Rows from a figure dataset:
_ _ _ _ _ _ _

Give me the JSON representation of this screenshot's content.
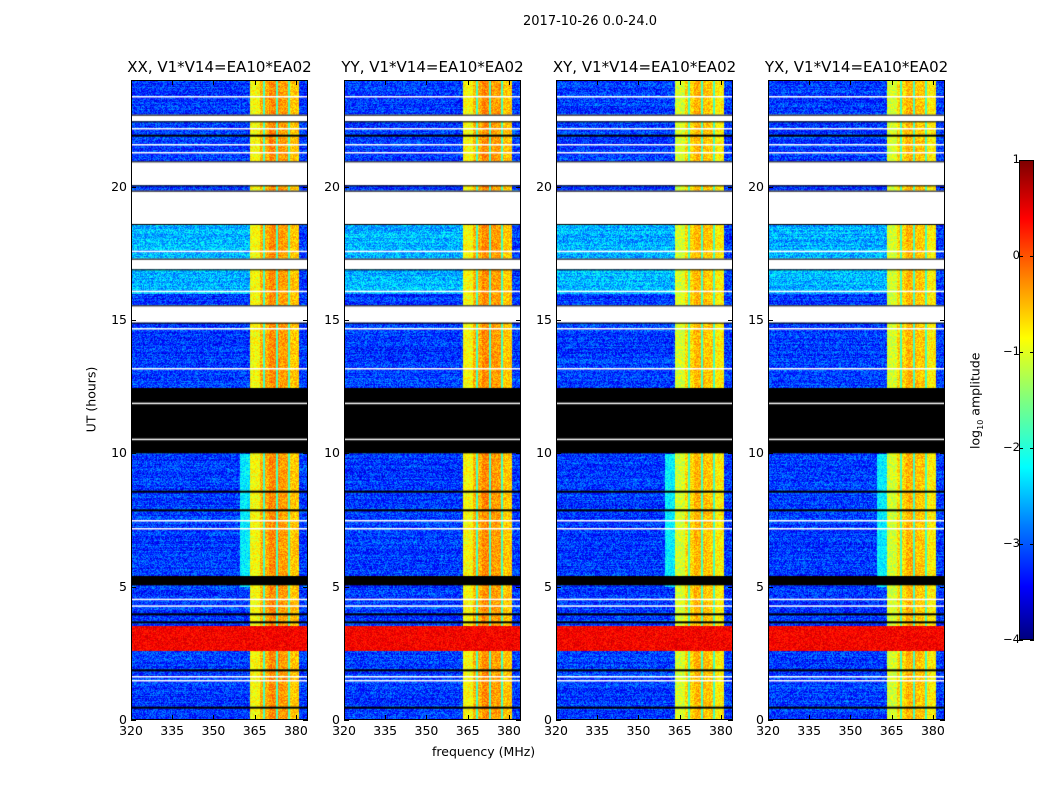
{
  "chart_data": {
    "type": "heatmap",
    "title": "2017-10-26 0.0-24.0",
    "xlabel": "frequency (MHz)",
    "ylabel": "UT (hours)",
    "xlim": [
      320,
      384.4
    ],
    "ylim": [
      0,
      24
    ],
    "xticks": [
      "320",
      "335",
      "350",
      "365",
      "380"
    ],
    "yticks": [
      "0",
      "5",
      "10",
      "15",
      "20"
    ],
    "panels": [
      {
        "title": "XX, V1*V14=EA10*EA02"
      },
      {
        "title": "YY, V1*V14=EA10*EA02"
      },
      {
        "title": "XY, V1*V14=EA10*EA02"
      },
      {
        "title": "YX, V1*V14=EA10*EA02"
      }
    ],
    "colorbar": {
      "label_main": "log",
      "label_sub": "10",
      "label_rest": " amplitude",
      "range": [
        -4,
        1
      ],
      "ticks": [
        "1",
        "0",
        "−1",
        "−2",
        "−3",
        "−4"
      ],
      "colormap": "jet"
    },
    "background_log_amp": -3.1,
    "bright_band": {
      "freq_range_mhz": [
        363,
        381
      ],
      "log_amp": -0.6
    },
    "rfi_rows": [
      {
        "hours": [
          2.6,
          3.55
        ],
        "log_amp": 0.4
      }
    ],
    "no_data_hours": [
      [
        22.45,
        22.7
      ],
      [
        20.05,
        20.95
      ],
      [
        18.6,
        19.85
      ],
      [
        16.9,
        17.3
      ],
      [
        14.9,
        15.55
      ]
    ],
    "flagged_zero_hours": [
      [
        10.0,
        12.45
      ],
      [
        5.05,
        5.4
      ]
    ],
    "thin_zero_lines_hours": [
      0.5,
      1.9,
      3.7,
      4.0,
      7.9,
      8.6,
      10.2,
      21.95
    ],
    "thin_gap_lines_hours": [
      1.5,
      1.65,
      4.3,
      4.55,
      7.2,
      7.5,
      10.55,
      11.9,
      13.2,
      14.7,
      16.1,
      17.6,
      21.3,
      21.6,
      22.2,
      23.4
    ]
  }
}
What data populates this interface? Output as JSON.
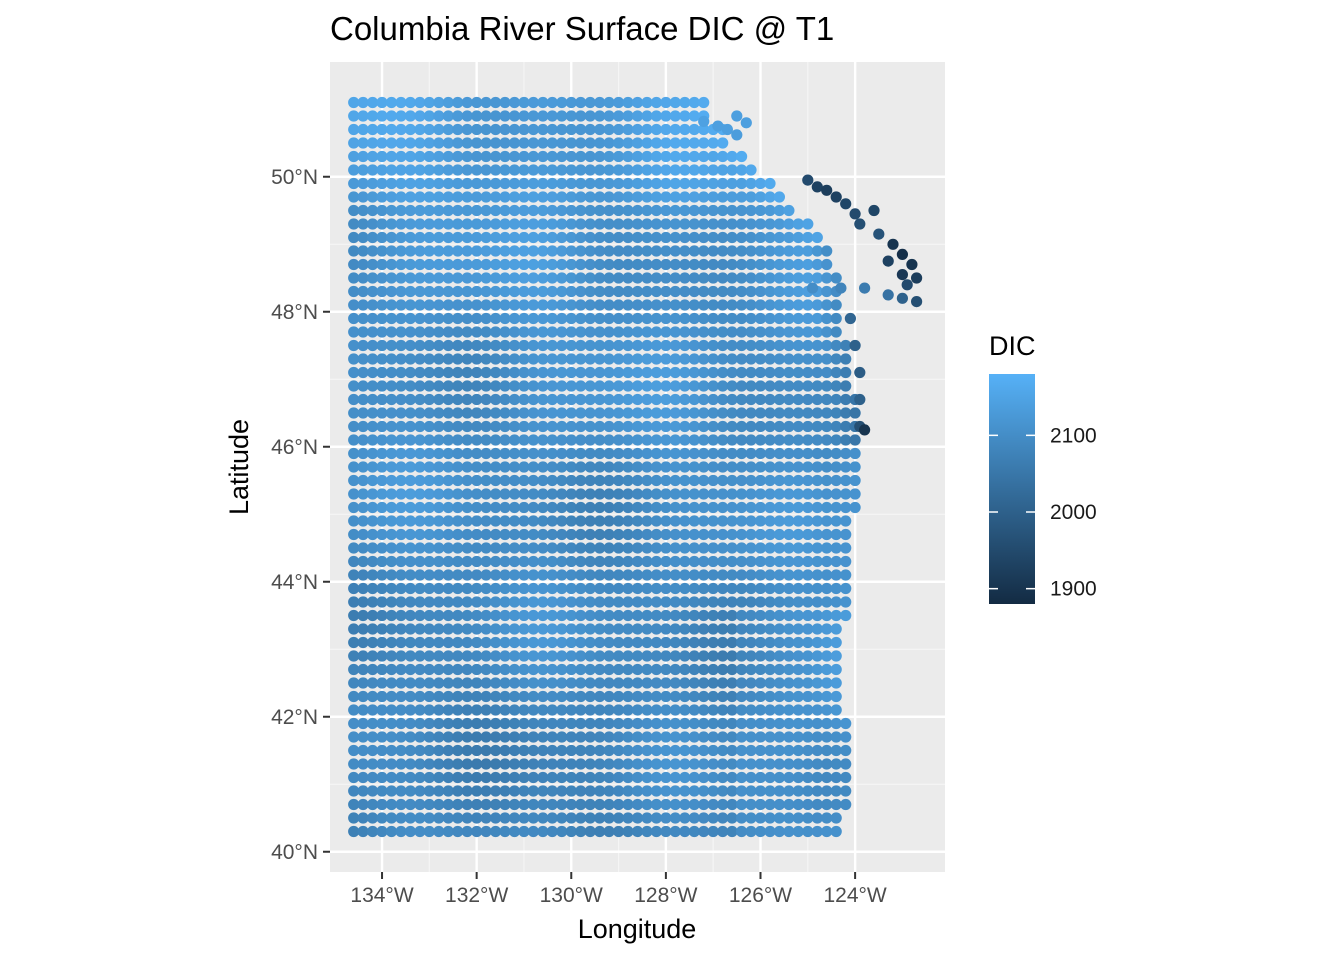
{
  "chart_data": {
    "type": "heatmap",
    "title": "Columbia River Surface DIC @ T1",
    "xlabel": "Longitude",
    "ylabel": "Latitude",
    "xlim": [
      -135.1,
      -122.1
    ],
    "ylim": [
      39.7,
      51.7
    ],
    "x_ticks": [
      {
        "value": -134,
        "label": "134°W"
      },
      {
        "value": -132,
        "label": "132°W"
      },
      {
        "value": -130,
        "label": "130°W"
      },
      {
        "value": -128,
        "label": "128°W"
      },
      {
        "value": -126,
        "label": "126°W"
      },
      {
        "value": -124,
        "label": "124°W"
      }
    ],
    "y_ticks": [
      {
        "value": 40,
        "label": "40°N"
      },
      {
        "value": 42,
        "label": "42°N"
      },
      {
        "value": 44,
        "label": "44°N"
      },
      {
        "value": 46,
        "label": "46°N"
      },
      {
        "value": 48,
        "label": "48°N"
      },
      {
        "value": 50,
        "label": "50°N"
      }
    ],
    "grid": true,
    "legend": {
      "title": "DIC",
      "position": "right",
      "range": [
        1880,
        2180
      ],
      "ticks": [
        {
          "value": 2100,
          "label": "2100"
        },
        {
          "value": 2000,
          "label": "2000"
        },
        {
          "value": 1900,
          "label": "1900"
        }
      ],
      "color_low": "#132b43",
      "color_high": "#56b1f7"
    },
    "domain": {
      "lon_min": -134.6,
      "lat_min": 40.25,
      "lat_max": 51.1
    },
    "coast": [
      [
        51.1,
        -127.1
      ],
      [
        50.95,
        -127.2
      ],
      [
        50.8,
        -126.9
      ],
      [
        50.6,
        -126.7
      ],
      [
        50.4,
        -126.6
      ],
      [
        50.2,
        -126.2
      ],
      [
        50.0,
        -125.9
      ],
      [
        49.8,
        -125.7
      ],
      [
        49.6,
        -125.4
      ],
      [
        49.4,
        -125.1
      ],
      [
        49.2,
        -124.9
      ],
      [
        49.0,
        -124.6
      ],
      [
        48.8,
        -124.5
      ],
      [
        48.6,
        -124.4
      ],
      [
        48.4,
        -124.4
      ],
      [
        48.0,
        -124.4
      ],
      [
        47.6,
        -124.2
      ],
      [
        47.2,
        -124.1
      ],
      [
        46.8,
        -124.0
      ],
      [
        46.4,
        -124.0
      ],
      [
        46.0,
        -124.0
      ],
      [
        45.5,
        -124.0
      ],
      [
        45.0,
        -124.0
      ],
      [
        44.5,
        -124.1
      ],
      [
        44.0,
        -124.1
      ],
      [
        43.5,
        -124.2
      ],
      [
        43.0,
        -124.4
      ],
      [
        42.5,
        -124.4
      ],
      [
        42.0,
        -124.2
      ],
      [
        41.5,
        -124.1
      ],
      [
        41.0,
        -124.1
      ],
      [
        40.6,
        -124.2
      ],
      [
        40.25,
        -124.4
      ]
    ],
    "extra_points": [
      {
        "lon": -126.5,
        "lat": 50.9,
        "dic": 2140
      },
      {
        "lon": -126.3,
        "lat": 50.8,
        "dic": 2140
      },
      {
        "lon": -126.7,
        "lat": 50.7,
        "dic": 2140
      },
      {
        "lon": -127.2,
        "lat": 50.82,
        "dic": 2145
      },
      {
        "lon": -126.9,
        "lat": 50.75,
        "dic": 2140
      },
      {
        "lon": -126.5,
        "lat": 50.62,
        "dic": 2135
      },
      {
        "lon": -124.9,
        "lat": 48.35,
        "dic": 2100
      },
      {
        "lon": -124.3,
        "lat": 48.35,
        "dic": 2080
      },
      {
        "lon": -123.8,
        "lat": 48.35,
        "dic": 2060
      },
      {
        "lon": -123.3,
        "lat": 48.25,
        "dic": 2040
      },
      {
        "lon": -123.0,
        "lat": 48.2,
        "dic": 2000
      },
      {
        "lon": -122.7,
        "lat": 48.15,
        "dic": 1960
      },
      {
        "lon": -125.0,
        "lat": 49.95,
        "dic": 1950
      },
      {
        "lon": -124.8,
        "lat": 49.85,
        "dic": 1930
      },
      {
        "lon": -124.6,
        "lat": 49.8,
        "dic": 1920
      },
      {
        "lon": -124.4,
        "lat": 49.7,
        "dic": 1930
      },
      {
        "lon": -124.2,
        "lat": 49.6,
        "dic": 1940
      },
      {
        "lon": -124.0,
        "lat": 49.45,
        "dic": 1950
      },
      {
        "lon": -123.9,
        "lat": 49.3,
        "dic": 1960
      },
      {
        "lon": -123.6,
        "lat": 49.5,
        "dic": 1940
      },
      {
        "lon": -123.5,
        "lat": 49.15,
        "dic": 1970
      },
      {
        "lon": -123.2,
        "lat": 49.0,
        "dic": 1900
      },
      {
        "lon": -123.0,
        "lat": 48.85,
        "dic": 1890
      },
      {
        "lon": -122.8,
        "lat": 48.7,
        "dic": 1900
      },
      {
        "lon": -122.7,
        "lat": 48.5,
        "dic": 1920
      },
      {
        "lon": -123.3,
        "lat": 48.75,
        "dic": 1930
      },
      {
        "lon": -122.9,
        "lat": 48.4,
        "dic": 1950
      },
      {
        "lon": -123.0,
        "lat": 48.55,
        "dic": 1910
      },
      {
        "lon": -124.1,
        "lat": 47.9,
        "dic": 2010
      },
      {
        "lon": -124.0,
        "lat": 47.5,
        "dic": 2000
      },
      {
        "lon": -123.9,
        "lat": 47.1,
        "dic": 1990
      },
      {
        "lon": -123.9,
        "lat": 46.7,
        "dic": 2000
      },
      {
        "lon": -123.9,
        "lat": 46.3,
        "dic": 1960
      },
      {
        "lon": -123.8,
        "lat": 46.25,
        "dic": 1900
      }
    ]
  }
}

_ _ _ _ _ _ _

Goal of the exercise | Go through the records above, find every line with the word "xlabel", and list those lines.

The reply |
    "xlabel": "frequency (MHz)",
    "xlabel": "Longitude",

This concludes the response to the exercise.